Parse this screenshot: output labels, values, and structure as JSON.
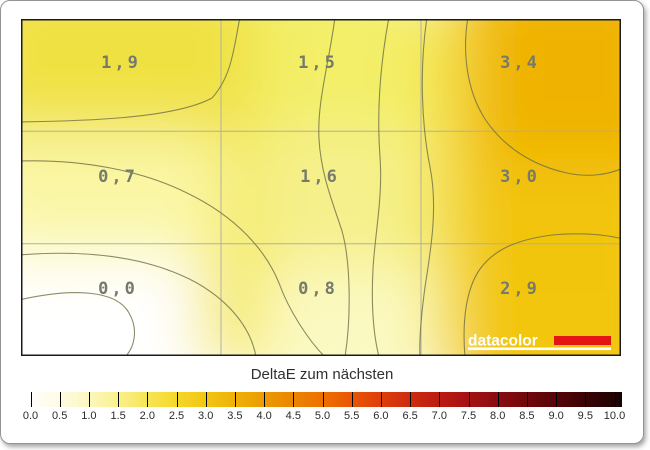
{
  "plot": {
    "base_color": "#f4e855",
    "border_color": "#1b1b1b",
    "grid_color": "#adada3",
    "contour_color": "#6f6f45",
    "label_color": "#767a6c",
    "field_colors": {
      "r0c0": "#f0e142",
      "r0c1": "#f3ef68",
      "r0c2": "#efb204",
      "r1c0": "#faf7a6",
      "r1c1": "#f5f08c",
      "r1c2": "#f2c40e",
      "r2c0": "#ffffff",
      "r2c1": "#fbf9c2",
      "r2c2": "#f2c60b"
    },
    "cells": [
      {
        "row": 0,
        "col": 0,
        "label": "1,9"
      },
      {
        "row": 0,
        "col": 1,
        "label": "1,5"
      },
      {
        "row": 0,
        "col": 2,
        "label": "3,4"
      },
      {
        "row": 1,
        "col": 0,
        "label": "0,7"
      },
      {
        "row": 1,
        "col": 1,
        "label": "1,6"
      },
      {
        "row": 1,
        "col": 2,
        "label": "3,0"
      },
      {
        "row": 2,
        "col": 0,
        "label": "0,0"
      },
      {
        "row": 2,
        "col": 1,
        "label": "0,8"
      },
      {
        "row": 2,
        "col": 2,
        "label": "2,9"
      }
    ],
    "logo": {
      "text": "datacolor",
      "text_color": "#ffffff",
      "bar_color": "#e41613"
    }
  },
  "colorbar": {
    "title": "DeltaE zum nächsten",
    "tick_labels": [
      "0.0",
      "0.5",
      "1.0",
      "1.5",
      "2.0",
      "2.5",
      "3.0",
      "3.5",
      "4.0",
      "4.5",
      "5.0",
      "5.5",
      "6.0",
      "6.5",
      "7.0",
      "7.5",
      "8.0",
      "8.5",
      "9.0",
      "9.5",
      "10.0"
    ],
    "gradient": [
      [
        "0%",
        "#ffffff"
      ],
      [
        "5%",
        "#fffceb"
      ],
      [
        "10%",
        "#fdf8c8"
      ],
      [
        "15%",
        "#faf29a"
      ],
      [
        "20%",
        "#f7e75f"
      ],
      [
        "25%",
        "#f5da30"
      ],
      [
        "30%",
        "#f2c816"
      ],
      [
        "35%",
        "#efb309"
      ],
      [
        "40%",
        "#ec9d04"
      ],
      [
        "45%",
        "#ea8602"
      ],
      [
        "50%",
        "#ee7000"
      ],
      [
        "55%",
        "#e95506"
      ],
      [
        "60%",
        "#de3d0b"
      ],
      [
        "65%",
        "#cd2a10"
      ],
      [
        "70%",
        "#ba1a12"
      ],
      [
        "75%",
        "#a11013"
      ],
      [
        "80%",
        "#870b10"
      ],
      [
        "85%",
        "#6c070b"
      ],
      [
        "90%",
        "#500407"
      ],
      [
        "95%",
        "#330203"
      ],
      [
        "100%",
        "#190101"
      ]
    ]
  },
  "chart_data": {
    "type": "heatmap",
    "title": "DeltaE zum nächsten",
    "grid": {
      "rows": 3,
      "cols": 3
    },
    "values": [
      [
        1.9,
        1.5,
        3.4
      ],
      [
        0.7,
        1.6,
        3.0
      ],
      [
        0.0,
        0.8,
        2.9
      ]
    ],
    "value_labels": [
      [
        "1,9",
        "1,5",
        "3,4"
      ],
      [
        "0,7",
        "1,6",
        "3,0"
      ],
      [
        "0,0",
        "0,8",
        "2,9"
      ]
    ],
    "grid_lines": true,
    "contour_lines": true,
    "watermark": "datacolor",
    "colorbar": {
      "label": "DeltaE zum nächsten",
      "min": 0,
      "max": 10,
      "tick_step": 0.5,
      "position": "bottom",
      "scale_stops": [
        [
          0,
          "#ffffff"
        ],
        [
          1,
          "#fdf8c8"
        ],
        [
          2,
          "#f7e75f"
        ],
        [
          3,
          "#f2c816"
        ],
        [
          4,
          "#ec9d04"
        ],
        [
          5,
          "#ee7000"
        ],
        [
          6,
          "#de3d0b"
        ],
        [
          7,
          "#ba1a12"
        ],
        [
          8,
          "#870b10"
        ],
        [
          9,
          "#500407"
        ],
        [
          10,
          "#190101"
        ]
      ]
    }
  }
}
******************************
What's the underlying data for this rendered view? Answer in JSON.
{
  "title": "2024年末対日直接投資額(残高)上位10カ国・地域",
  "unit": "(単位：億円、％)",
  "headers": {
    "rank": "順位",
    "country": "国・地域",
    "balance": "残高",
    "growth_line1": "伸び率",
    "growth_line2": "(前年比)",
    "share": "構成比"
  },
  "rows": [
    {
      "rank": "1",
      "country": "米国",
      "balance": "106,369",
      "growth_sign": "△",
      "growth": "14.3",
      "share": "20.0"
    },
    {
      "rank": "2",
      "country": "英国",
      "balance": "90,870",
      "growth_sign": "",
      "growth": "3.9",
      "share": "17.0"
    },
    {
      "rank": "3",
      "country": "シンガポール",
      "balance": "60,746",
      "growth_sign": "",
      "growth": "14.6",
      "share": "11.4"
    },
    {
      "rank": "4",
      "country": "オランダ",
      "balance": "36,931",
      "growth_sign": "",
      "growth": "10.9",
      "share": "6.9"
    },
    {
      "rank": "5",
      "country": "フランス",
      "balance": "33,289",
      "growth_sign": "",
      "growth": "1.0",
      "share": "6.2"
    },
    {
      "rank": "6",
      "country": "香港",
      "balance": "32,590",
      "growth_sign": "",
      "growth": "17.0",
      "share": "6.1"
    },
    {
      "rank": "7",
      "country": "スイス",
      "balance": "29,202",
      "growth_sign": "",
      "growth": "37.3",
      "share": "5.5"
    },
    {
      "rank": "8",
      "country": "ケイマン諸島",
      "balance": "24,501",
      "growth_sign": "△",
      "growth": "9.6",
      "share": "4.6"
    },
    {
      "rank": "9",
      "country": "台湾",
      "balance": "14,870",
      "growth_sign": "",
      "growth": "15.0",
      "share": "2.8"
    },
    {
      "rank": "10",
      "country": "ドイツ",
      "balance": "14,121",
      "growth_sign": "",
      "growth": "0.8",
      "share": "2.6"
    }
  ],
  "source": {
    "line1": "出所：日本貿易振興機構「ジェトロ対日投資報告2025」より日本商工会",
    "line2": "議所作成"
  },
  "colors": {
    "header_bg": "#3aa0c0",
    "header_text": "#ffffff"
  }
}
******************************
◆ STATED PROBLEM: Find all lines where the word "values" appears. Copy them.

◆ ANSWER TO THIS PROBLEM:
Parse this screenshot: output labels, values, and structure as JSON.
    "values": [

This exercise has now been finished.